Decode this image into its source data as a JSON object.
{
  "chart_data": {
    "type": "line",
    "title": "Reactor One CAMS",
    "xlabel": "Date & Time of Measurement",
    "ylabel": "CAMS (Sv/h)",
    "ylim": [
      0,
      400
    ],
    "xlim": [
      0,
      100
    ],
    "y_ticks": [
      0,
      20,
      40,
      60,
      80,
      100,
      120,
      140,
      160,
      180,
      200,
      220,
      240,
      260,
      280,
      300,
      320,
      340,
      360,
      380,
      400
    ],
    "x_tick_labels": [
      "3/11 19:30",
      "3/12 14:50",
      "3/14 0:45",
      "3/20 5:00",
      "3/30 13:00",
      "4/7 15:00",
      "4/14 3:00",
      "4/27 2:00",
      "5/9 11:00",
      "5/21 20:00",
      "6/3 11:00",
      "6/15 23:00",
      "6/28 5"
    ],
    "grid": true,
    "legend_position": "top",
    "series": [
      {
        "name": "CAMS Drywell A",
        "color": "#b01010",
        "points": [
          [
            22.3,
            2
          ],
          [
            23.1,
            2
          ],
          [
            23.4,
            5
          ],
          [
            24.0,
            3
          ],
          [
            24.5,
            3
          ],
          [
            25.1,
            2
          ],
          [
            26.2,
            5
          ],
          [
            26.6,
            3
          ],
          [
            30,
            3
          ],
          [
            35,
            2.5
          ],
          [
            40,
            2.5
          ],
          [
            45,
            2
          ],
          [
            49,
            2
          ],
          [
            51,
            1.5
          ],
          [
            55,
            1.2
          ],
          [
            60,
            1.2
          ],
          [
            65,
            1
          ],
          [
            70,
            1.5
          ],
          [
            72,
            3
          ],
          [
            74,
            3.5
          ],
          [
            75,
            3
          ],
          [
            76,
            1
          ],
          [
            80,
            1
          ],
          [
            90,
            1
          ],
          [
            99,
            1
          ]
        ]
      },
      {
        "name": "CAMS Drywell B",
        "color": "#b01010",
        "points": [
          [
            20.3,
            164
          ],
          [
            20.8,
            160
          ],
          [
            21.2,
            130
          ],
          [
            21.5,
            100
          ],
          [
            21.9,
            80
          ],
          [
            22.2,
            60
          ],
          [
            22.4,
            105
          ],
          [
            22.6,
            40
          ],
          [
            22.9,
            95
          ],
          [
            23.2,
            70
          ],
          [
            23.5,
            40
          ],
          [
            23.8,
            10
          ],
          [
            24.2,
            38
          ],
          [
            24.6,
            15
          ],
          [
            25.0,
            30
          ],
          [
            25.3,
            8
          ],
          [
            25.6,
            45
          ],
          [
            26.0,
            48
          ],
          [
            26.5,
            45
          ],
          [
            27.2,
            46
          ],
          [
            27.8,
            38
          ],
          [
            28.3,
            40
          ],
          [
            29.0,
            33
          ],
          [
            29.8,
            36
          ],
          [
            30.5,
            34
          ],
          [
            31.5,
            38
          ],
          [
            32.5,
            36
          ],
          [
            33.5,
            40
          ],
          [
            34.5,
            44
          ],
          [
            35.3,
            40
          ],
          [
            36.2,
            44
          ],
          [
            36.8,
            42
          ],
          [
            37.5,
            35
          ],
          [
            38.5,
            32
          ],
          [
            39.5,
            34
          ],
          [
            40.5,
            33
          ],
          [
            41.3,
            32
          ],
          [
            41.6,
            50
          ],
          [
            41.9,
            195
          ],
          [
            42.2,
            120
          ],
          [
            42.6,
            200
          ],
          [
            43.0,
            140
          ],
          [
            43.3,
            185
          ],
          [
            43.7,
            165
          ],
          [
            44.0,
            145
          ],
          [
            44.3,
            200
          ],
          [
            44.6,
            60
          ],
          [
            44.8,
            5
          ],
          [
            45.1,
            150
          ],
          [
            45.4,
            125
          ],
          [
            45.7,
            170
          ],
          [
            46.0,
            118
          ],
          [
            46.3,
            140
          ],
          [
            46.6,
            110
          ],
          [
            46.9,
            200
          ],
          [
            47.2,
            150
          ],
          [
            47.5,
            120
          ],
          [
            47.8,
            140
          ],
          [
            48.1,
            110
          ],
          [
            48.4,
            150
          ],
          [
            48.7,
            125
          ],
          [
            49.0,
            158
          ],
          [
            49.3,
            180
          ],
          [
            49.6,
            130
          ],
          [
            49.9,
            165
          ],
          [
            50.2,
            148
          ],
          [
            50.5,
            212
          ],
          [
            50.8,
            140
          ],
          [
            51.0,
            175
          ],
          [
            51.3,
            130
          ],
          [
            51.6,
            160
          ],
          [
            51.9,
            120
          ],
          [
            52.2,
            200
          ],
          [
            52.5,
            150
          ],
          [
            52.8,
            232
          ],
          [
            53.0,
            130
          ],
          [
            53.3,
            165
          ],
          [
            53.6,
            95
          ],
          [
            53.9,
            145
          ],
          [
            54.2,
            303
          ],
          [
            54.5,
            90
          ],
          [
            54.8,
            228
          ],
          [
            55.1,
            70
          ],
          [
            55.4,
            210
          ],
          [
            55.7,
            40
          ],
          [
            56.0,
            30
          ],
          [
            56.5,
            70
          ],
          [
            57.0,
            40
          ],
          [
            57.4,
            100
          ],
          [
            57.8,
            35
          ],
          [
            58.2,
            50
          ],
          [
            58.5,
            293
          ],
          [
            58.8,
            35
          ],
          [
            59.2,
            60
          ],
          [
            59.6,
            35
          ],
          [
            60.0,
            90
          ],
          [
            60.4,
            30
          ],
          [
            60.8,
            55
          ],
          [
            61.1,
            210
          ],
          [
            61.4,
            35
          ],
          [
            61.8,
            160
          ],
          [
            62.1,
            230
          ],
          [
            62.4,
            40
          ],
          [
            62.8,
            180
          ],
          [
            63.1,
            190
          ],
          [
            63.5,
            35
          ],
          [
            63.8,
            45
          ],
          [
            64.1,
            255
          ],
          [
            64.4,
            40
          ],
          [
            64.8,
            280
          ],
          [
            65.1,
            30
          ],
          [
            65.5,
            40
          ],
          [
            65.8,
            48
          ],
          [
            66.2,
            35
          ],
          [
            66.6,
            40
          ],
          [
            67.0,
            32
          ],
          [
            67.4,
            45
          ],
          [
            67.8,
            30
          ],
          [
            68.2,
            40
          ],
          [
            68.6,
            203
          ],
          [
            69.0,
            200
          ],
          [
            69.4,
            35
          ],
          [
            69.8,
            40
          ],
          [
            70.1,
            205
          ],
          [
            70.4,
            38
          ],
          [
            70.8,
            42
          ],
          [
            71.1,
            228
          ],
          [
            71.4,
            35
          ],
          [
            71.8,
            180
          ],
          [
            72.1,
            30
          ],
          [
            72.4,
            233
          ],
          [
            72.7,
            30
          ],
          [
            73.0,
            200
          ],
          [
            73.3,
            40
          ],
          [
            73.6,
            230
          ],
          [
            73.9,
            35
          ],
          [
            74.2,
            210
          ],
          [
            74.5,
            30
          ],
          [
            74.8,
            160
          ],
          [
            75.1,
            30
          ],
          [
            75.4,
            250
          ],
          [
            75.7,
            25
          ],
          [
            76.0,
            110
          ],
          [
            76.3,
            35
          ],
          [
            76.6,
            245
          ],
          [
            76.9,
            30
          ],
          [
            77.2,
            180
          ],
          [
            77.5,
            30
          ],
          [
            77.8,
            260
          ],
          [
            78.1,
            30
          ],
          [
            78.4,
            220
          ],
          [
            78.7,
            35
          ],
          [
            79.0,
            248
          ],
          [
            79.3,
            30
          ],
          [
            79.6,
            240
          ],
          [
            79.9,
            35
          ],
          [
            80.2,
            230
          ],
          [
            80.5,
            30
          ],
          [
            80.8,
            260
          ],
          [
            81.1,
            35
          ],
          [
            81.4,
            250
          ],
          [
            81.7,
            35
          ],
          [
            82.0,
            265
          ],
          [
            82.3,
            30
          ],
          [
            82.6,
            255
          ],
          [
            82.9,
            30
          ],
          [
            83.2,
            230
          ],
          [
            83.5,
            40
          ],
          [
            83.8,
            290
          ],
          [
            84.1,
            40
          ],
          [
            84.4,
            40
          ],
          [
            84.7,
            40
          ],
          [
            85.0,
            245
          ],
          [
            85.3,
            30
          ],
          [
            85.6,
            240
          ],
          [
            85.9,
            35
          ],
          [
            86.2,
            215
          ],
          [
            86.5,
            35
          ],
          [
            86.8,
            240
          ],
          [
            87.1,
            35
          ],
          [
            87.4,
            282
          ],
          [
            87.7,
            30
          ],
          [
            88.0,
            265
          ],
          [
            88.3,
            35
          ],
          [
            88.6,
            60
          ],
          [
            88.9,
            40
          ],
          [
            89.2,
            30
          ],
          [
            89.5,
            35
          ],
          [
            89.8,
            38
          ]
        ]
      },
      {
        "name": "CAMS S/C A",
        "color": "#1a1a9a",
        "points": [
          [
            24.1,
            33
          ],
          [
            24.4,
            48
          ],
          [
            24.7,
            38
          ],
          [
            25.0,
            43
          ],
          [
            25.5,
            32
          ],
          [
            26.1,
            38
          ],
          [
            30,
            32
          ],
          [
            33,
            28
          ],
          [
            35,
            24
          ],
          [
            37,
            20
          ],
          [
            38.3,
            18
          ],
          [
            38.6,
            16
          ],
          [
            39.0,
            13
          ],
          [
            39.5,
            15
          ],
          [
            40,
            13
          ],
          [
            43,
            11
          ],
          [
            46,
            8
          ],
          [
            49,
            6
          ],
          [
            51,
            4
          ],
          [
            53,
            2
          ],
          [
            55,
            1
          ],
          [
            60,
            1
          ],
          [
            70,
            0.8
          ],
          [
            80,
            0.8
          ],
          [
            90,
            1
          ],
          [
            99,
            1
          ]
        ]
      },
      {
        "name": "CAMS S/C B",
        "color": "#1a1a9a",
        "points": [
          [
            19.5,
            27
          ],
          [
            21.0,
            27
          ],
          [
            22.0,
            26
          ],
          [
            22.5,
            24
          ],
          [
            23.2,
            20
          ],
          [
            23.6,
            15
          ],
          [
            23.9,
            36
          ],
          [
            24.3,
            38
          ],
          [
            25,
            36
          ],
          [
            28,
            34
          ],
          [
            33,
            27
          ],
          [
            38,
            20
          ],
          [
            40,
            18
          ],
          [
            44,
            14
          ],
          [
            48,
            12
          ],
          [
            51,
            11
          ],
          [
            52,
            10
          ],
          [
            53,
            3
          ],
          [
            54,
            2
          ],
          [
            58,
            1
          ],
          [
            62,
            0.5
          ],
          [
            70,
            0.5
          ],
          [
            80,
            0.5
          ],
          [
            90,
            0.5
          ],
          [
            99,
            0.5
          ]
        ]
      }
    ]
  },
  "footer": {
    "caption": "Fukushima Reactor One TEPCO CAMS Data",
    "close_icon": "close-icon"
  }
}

================

Exercise details:
Copy every line of the listing where the word "name" appears.

Final result:
        "name": "CAMS Drywell A",
        "name": "CAMS Drywell B",
        "name": "CAMS S/C A",
        "name": "CAMS S/C B",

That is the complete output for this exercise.